━━ Data lines

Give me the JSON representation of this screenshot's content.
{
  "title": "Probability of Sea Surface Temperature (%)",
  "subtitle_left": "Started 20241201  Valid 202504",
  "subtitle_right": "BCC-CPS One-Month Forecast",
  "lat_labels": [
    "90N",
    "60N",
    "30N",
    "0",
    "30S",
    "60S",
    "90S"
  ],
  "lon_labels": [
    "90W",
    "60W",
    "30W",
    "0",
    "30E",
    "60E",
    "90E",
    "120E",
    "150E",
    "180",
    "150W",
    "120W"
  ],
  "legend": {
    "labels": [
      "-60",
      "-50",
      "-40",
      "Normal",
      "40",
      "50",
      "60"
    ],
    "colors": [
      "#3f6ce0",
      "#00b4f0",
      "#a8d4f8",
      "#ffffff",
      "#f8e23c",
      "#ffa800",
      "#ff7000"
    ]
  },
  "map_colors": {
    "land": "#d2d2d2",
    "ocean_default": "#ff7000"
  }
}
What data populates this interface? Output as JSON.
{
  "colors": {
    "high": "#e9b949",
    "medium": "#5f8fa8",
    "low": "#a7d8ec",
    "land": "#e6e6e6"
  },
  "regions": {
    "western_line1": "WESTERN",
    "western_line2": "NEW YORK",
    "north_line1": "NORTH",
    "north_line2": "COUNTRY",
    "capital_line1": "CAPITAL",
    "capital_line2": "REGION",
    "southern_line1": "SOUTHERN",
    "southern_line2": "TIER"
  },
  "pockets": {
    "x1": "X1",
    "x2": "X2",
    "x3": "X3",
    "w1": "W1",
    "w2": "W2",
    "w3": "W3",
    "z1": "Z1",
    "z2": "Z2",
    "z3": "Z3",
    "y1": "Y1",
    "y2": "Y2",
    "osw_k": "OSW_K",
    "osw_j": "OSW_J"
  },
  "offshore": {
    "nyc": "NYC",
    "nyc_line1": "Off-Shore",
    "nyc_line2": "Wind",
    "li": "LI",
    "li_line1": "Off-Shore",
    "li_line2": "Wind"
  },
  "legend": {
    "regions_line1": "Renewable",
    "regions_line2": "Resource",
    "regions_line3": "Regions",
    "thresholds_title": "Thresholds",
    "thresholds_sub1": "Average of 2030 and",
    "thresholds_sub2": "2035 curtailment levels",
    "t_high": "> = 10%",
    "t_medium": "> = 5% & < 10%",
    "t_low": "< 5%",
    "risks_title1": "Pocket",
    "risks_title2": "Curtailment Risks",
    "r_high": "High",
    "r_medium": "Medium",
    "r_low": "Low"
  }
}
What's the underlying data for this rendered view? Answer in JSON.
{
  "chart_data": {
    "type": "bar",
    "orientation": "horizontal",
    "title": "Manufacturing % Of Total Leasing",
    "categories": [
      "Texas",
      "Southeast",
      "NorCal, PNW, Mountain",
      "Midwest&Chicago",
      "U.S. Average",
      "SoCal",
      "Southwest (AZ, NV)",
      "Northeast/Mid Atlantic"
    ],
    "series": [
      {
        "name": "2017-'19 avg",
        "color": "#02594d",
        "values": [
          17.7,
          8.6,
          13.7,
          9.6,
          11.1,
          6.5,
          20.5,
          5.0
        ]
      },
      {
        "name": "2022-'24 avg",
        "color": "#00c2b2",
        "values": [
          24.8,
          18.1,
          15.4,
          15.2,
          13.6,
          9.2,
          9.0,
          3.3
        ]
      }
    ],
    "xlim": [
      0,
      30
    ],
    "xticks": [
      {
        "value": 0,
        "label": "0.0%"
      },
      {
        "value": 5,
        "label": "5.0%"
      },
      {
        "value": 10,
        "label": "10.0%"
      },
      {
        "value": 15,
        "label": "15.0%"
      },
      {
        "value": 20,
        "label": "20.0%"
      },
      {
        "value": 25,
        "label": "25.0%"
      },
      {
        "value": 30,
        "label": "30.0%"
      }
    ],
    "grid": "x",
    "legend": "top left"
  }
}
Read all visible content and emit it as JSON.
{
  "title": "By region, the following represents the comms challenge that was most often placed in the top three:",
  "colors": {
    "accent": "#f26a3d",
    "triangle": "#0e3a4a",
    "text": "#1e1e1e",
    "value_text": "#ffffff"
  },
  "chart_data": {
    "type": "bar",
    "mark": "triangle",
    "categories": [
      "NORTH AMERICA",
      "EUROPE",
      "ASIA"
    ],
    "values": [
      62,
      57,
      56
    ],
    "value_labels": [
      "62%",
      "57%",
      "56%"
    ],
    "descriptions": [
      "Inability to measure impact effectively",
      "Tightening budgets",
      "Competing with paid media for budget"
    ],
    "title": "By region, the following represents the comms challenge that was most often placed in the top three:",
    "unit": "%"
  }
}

━━━━

Extract the full listing above without alteration.

__Written solution__
Give me the JSON representation of this screenshot's content.
{
  "title": "Probability of Sea Surface Temperature (%)",
  "subtitle_left": "Started 20241201  Valid 202504",
  "subtitle_right": "BCC-CPS One-Month Forecast",
  "lat_labels": [
    "90N",
    "60N",
    "30N",
    "0",
    "30S",
    "60S",
    "90S"
  ],
  "lon_labels": [
    "90W",
    "60W",
    "30W",
    "0",
    "30E",
    "60E",
    "90E",
    "120E",
    "150E",
    "180",
    "150W",
    "120W"
  ],
  "legend": {
    "labels": [
      "-60",
      "-50",
      "-40",
      "Normal",
      "40",
      "50",
      "60"
    ],
    "colors": [
      "#3f6ce0",
      "#00b4f0",
      "#a8d4f8",
      "#ffffff",
      "#f8e23c",
      "#ffa800",
      "#ff7000"
    ]
  },
  "map_colors": {
    "land": "#d2d2d2",
    "ocean_default": "#ff7000"
  }
}
What data populates this interface? Output as JSON.
{
  "colors": {
    "high": "#e9b949",
    "medium": "#5f8fa8",
    "low": "#a7d8ec",
    "land": "#e6e6e6"
  },
  "regions": {
    "western_line1": "WESTERN",
    "western_line2": "NEW YORK",
    "north_line1": "NORTH",
    "north_line2": "COUNTRY",
    "capital_line1": "CAPITAL",
    "capital_line2": "REGION",
    "southern_line1": "SOUTHERN",
    "southern_line2": "TIER"
  },
  "pockets": {
    "x1": "X1",
    "x2": "X2",
    "x3": "X3",
    "w1": "W1",
    "w2": "W2",
    "w3": "W3",
    "z1": "Z1",
    "z2": "Z2",
    "z3": "Z3",
    "y1": "Y1",
    "y2": "Y2",
    "osw_k": "OSW_K",
    "osw_j": "OSW_J"
  },
  "offshore": {
    "nyc": "NYC",
    "nyc_line1": "Off-Shore",
    "nyc_line2": "Wind",
    "li": "LI",
    "li_line1": "Off-Shore",
    "li_line2": "Wind"
  },
  "legend": {
    "regions_line1": "Renewable",
    "regions_line2": "Resource",
    "regions_line3": "Regions",
    "thresholds_title": "Thresholds",
    "thresholds_sub1": "Average of 2030 and",
    "thresholds_sub2": "2035 curtailment levels",
    "t_high": "> = 10%",
    "t_medium": "> = 5% & < 10%",
    "t_low": "< 5%",
    "risks_title1": "Pocket",
    "risks_title2": "Curtailment Risks",
    "r_high": "High",
    "r_medium": "Medium",
    "r_low": "Low"
  }
}
What's the underlying data for this rendered view? Answer in JSON.
{
  "chart_data": {
    "type": "bar",
    "orientation": "horizontal",
    "title": "Manufacturing % Of Total Leasing",
    "categories": [
      "Texas",
      "Southeast",
      "NorCal, PNW, Mountain",
      "Midwest&Chicago",
      "U.S. Average",
      "SoCal",
      "Southwest (AZ, NV)",
      "Northeast/Mid Atlantic"
    ],
    "series": [
      {
        "name": "2017-'19 avg",
        "color": "#02594d",
        "values": [
          17.7,
          8.6,
          13.7,
          9.6,
          11.1,
          6.5,
          20.5,
          5.0
        ]
      },
      {
        "name": "2022-'24 avg",
        "color": "#00c2b2",
        "values": [
          24.8,
          18.1,
          15.4,
          15.2,
          13.6,
          9.2,
          9.0,
          3.3
        ]
      }
    ],
    "xlim": [
      0,
      30
    ],
    "xticks": [
      {
        "value": 0,
        "label": "0.0%"
      },
      {
        "value": 5,
        "label": "5.0%"
      },
      {
        "value": 10,
        "label": "10.0%"
      },
      {
        "value": 15,
        "label": "15.0%"
      },
      {
        "value": 20,
        "label": "20.0%"
      },
      {
        "value": 25,
        "label": "25.0%"
      },
      {
        "value": 30,
        "label": "30.0%"
      }
    ],
    "grid": "x",
    "legend": "top left"
  }
}
Read all visible content and emit it as JSON.
{
  "title": "By region, the following represents the comms challenge that was most often placed in the top three:",
  "colors": {
    "accent": "#f26a3d",
    "triangle": "#0e3a4a",
    "text": "#1e1e1e",
    "value_text": "#ffffff"
  },
  "chart_data": {
    "type": "bar",
    "mark": "triangle",
    "categories": [
      "NORTH AMERICA",
      "EUROPE",
      "ASIA"
    ],
    "values": [
      62,
      57,
      56
    ],
    "value_labels": [
      "62%",
      "57%",
      "56%"
    ],
    "descriptions": [
      "Inability to measure impact effectively",
      "Tightening budgets",
      "Competing with paid media for budget"
    ],
    "title": "By region, the following represents the comms challenge that was most often placed in the top three:",
    "unit": "%"
  }
}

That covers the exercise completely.